====== Record excerpts

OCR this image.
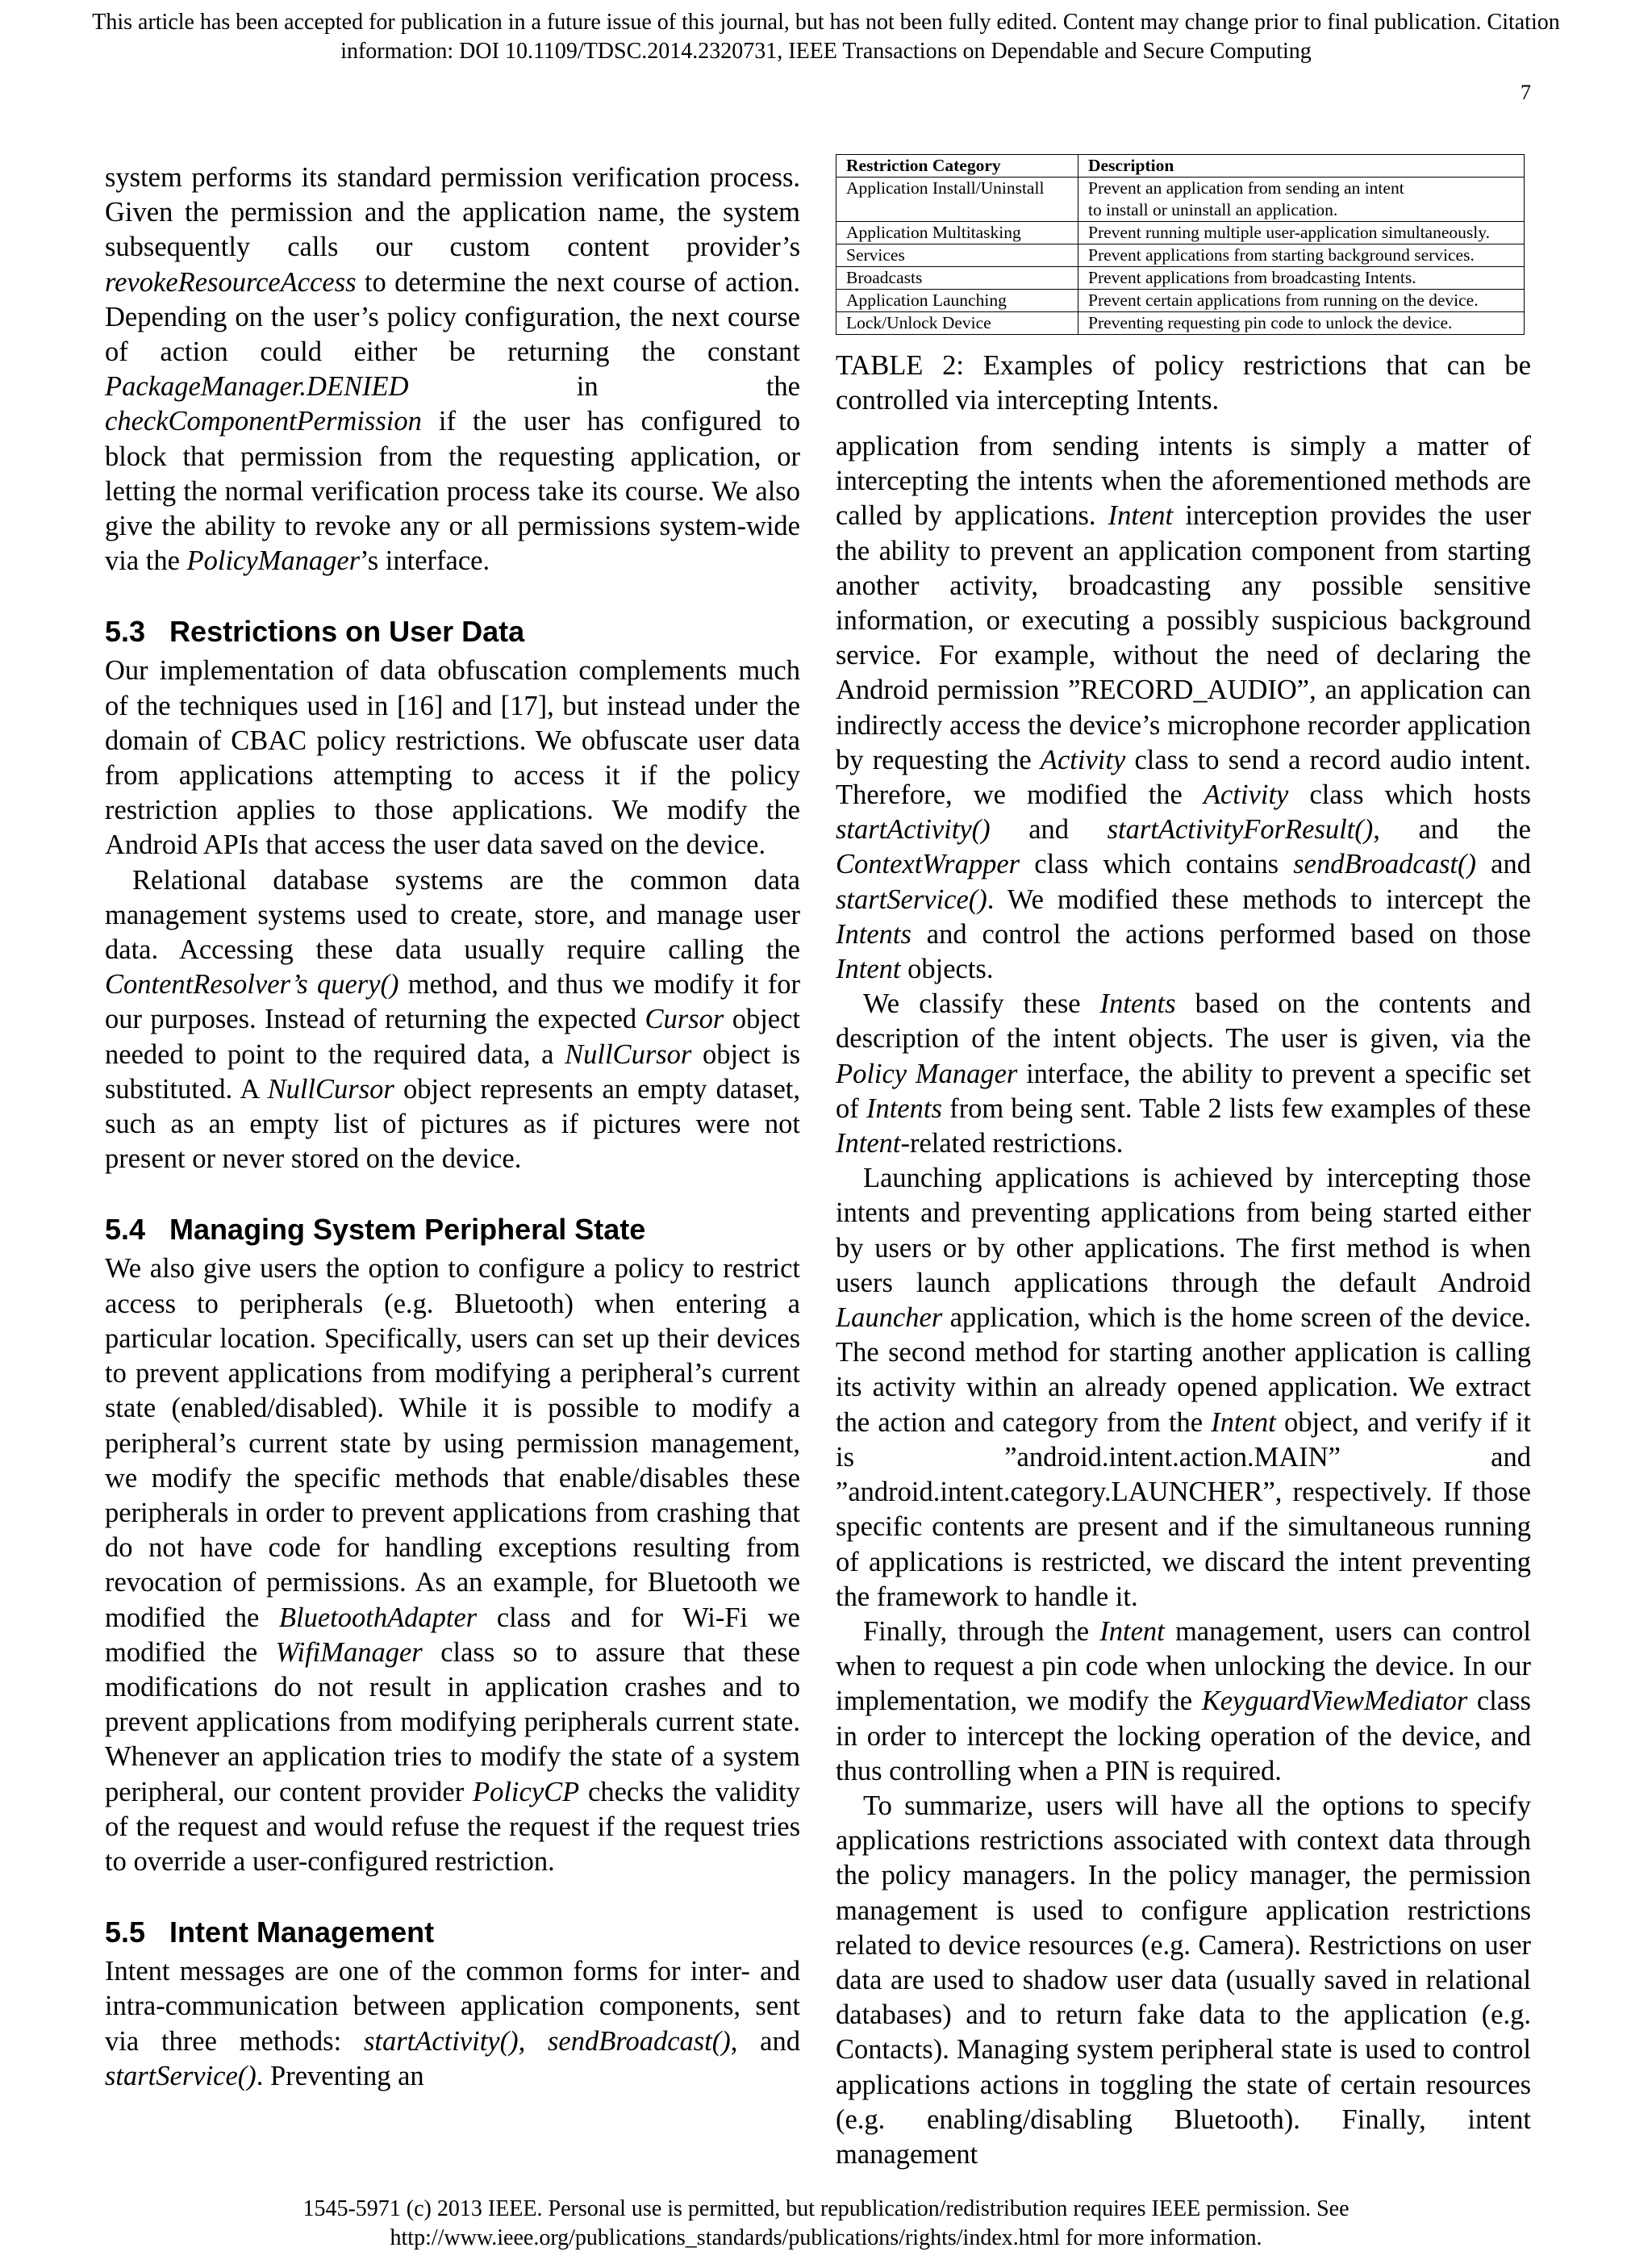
This article has been accepted for publication in a future issue of this journal, but has not been fully edited. Content may change prior to final publication. Citation
information: DOI 10.1109/TDSC.2014.2320731, IEEE Transactions on Dependable and Secure Computing
7

system performs its standard permission verification process. Given the permission and the application name, the system subsequently calls our custom content provider’s revokeResourceAccess to determine the next course of action. Depending on the user’s policy configuration, the next course of action could either be returning the constant PackageManager.DENIED in the checkComponentPermission if the user has configured to block that permission from the requesting application, or letting the normal verification process take its course. We also give the ability to revoke any or all permissions system-wide via the PolicyManager’s interface.

5.3 Restrictions on User Data

Our implementation of data obfuscation complements much of the techniques used in [16] and [17], but instead under the domain of CBAC policy restrictions. We obfuscate user data from applications attempting to access it if the policy restriction applies to those applications. We modify the Android APIs that access the user data saved on the device.

Relational database systems are the common data management systems used to create, store, and manage user data. Accessing these data usually require calling the ContentResolver’s query() method, and thus we modify it for our purposes. Instead of returning the expected Cursor object needed to point to the required data, a NullCursor object is substituted. A NullCursor object represents an empty dataset, such as an empty list of pictures as if pictures were not present or never stored on the device.

5.4 Managing System Peripheral State

We also give users the option to configure a policy to restrict access to peripherals (e.g. Bluetooth) when entering a particular location. Specifically, users can set up their devices to prevent applications from modifying a peripheral’s current state (enabled/disabled). While it is possible to modify a peripheral’s current state by using permission management, we modify the specific methods that enable/disables these peripherals in order to prevent applications from crashing that do not have code for handling exceptions resulting from revocation of permissions. As an example, for Bluetooth we modified the BluetoothAdapter class and for Wi-Fi we modified the WifiManager class so to assure that these modifications do not result in application crashes and to prevent applications from modifying peripherals current state. Whenever an application tries to modify the state of a system peripheral, our content provider PolicyCP checks the validity of the request and would refuse the request if the request tries to override a user-configured restriction.

5.5 Intent Management

Intent messages are one of the common forms for inter- and intra-communication between application components, sent via three methods: startActivity(), sendBroadcast(), and startService(). Preventing an

Restriction Category	Description
Application Install/Uninstall	Prevent an application from sending an intent
to install or uninstall an application.
Application Multitasking	Prevent running multiple user-application simultaneously.
Services	Prevent applications from starting background services.
Broadcasts	Prevent applications from broadcasting Intents.
Application Launching	Prevent certain applications from running on the device.
Lock/Unlock Device	Preventing requesting pin code to unlock the device.
TABLE 2: Examples of policy restrictions that can be controlled via intercepting Intents.

application from sending intents is simply a matter of intercepting the intents when the aforementioned methods are called by applications. Intent interception provides the user the ability to prevent an application component from starting another activity, broadcasting any possible sensitive information, or executing a possibly suspicious background service. For example, without the need of declaring the Android permission ”RECORD_AUDIO”, an application can indirectly access the device’s microphone recorder application by requesting the Activity class to send a record audio intent. Therefore, we modified the Activity class which hosts startActivity() and startActivityForResult(), and the ContextWrapper class which contains sendBroadcast() and startService(). We modified these methods to intercept the Intents and control the actions performed based on those Intent objects.

We classify these Intents based on the contents and description of the intent objects. The user is given, via the Policy Manager interface, the ability to prevent a specific set of Intents from being sent. Table 2 lists few examples of these Intent-related restrictions.

Launching applications is achieved by intercepting those intents and preventing applications from being started either by users or by other applications. The first method is when users launch applications through the default Android Launcher application, which is the home screen of the device. The second method for starting another application is calling its activity within an already opened application. We extract the action and category from the Intent object, and verify if it is ”android.intent.action.MAIN” and ”android.intent.category.LAUNCHER”, respectively. If those specific contents are present and if the simultaneous running of applications is restricted, we discard the intent preventing the framework to handle it.

Finally, through the Intent management, users can control when to request a pin code when unlocking the device. In our implementation, we modify the KeyguardViewMediator class in order to intercept the locking operation of the device, and thus controlling when a PIN is required.

To summarize, users will have all the options to specify applications restrictions associated with context data through the policy managers. In the policy manager, the permission management is used to configure application restrictions related to device resources (e.g. Camera). Restrictions on user data are used to shadow user data (usually saved in relational databases) and to return fake data to the application (e.g. Contacts). Managing system peripheral state is used to control applications actions in toggling the state of certain resources (e.g. enabling/disabling Bluetooth). Finally, intent management

1545-5971 (c) 2013 IEEE. Personal use is permitted, but republication/redistribution requires IEEE permission. See
http://www.ieee.org/publications_standards/publications/rights/index.html for more information.
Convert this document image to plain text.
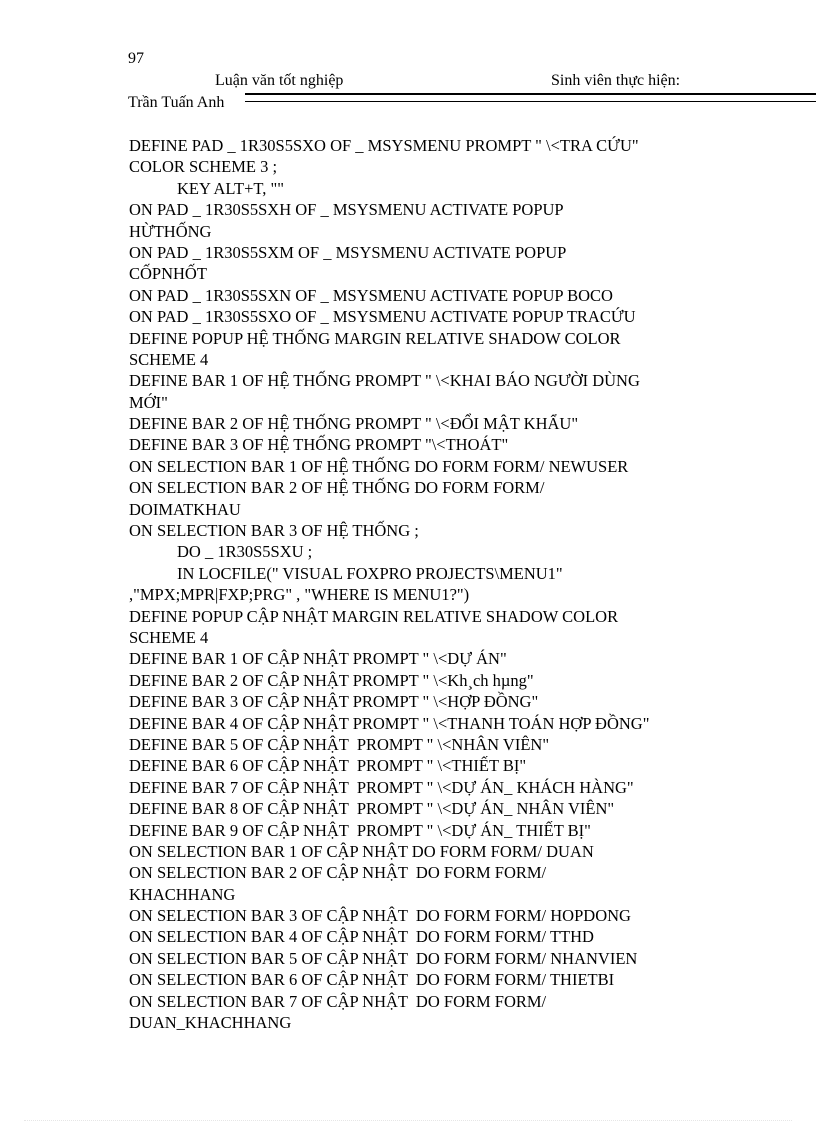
97
Luận văn tốt nghiệp	Sinh viên thực hiện:
Trần Tuấn Anh
DEFINE PAD _ 1R30S5SXO OF _ MSYSMENU PROMPT " \<TRA CỨU"
COLOR SCHEME 3 ;
KEY ALT+T, ""
ON PAD _ 1R30S5SXH OF _ MSYSMENU ACTIVATE POPUP
HỪTHỐNG
ON PAD _ 1R30S5SXM OF _ MSYSMENU ACTIVATE POPUP
CỐPNHỐT
ON PAD _ 1R30S5SXN OF _ MSYSMENU ACTIVATE POPUP BOCO
ON PAD _ 1R30S5SXO OF _ MSYSMENU ACTIVATE POPUP TRACỨU
DEFINE POPUP HỆ THỐNG MARGIN RELATIVE SHADOW COLOR
SCHEME 4
DEFINE BAR 1 OF HỆ THỐNG PROMPT " \<KHAI BÁO NGƯỜI DÙNG
MỚI"
DEFINE BAR 2 OF HỆ THỐNG PROMPT " \<ĐỔI MẬT KHẨU"
DEFINE BAR 3 OF HỆ THỐNG PROMPT "\<THOÁT"
ON SELECTION BAR 1 OF HỆ THỐNG DO FORM FORM/ NEWUSER
ON SELECTION BAR 2 OF HỆ THỐNG DO FORM FORM/
DOIMATKHAU
ON SELECTION BAR 3 OF HỆ THỐNG ;
DO _ 1R30S5SXU ;
IN LOCFILE(" VISUAL FOXPRO PROJECTS\MENU1"
,"MPX;MPR|FXP;PRG" , "WHERE IS MENU1?")
DEFINE POPUP CẬP NHẬT MARGIN RELATIVE SHADOW COLOR
SCHEME 4
DEFINE BAR 1 OF CẬP NHẬT PROMPT " \<DỰ ÁN"
DEFINE BAR 2 OF CẬP NHẬT PROMPT " \<Kh¸ch hµng"
DEFINE BAR 3 OF CẬP NHẬT PROMPT " \<HỢP ĐỒNG"
DEFINE BAR 4 OF CẬP NHẬT PROMPT " \<THANH TOÁN HỢP ĐỒNG"
DEFINE BAR 5 OF CẬP NHẬT  PROMPT " \<NHÂN VIÊN"
DEFINE BAR 6 OF CẬP NHẬT  PROMPT " \<THIẾT BỊ"
DEFINE BAR 7 OF CẬP NHẬT  PROMPT " \<DỰ ÁN_ KHÁCH HÀNG"
DEFINE BAR 8 OF CẬP NHẬT  PROMPT " \<DỰ ÁN_ NHÂN VIÊN"
DEFINE BAR 9 OF CẬP NHẬT  PROMPT " \<DỰ ÁN_ THIẾT BỊ"
ON SELECTION BAR 1 OF CẬP NHẬT DO FORM FORM/ DUAN
ON SELECTION BAR 2 OF CẬP NHẬT  DO FORM FORM/
KHACHHANG
ON SELECTION BAR 3 OF CẬP NHẬT  DO FORM FORM/ HOPDONG
ON SELECTION BAR 4 OF CẬP NHẬT  DO FORM FORM/ TTHD
ON SELECTION BAR 5 OF CẬP NHẬT  DO FORM FORM/ NHANVIEN
ON SELECTION BAR 6 OF CẬP NHẬT  DO FORM FORM/ THIETBI
ON SELECTION BAR 7 OF CẬP NHẬT  DO FORM FORM/
DUAN_KHACHHANG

============

■ **Task details**
Indicate how many lines of the material contain the string "COLOR", giving the number and nothing more.

■ **Full solution**
3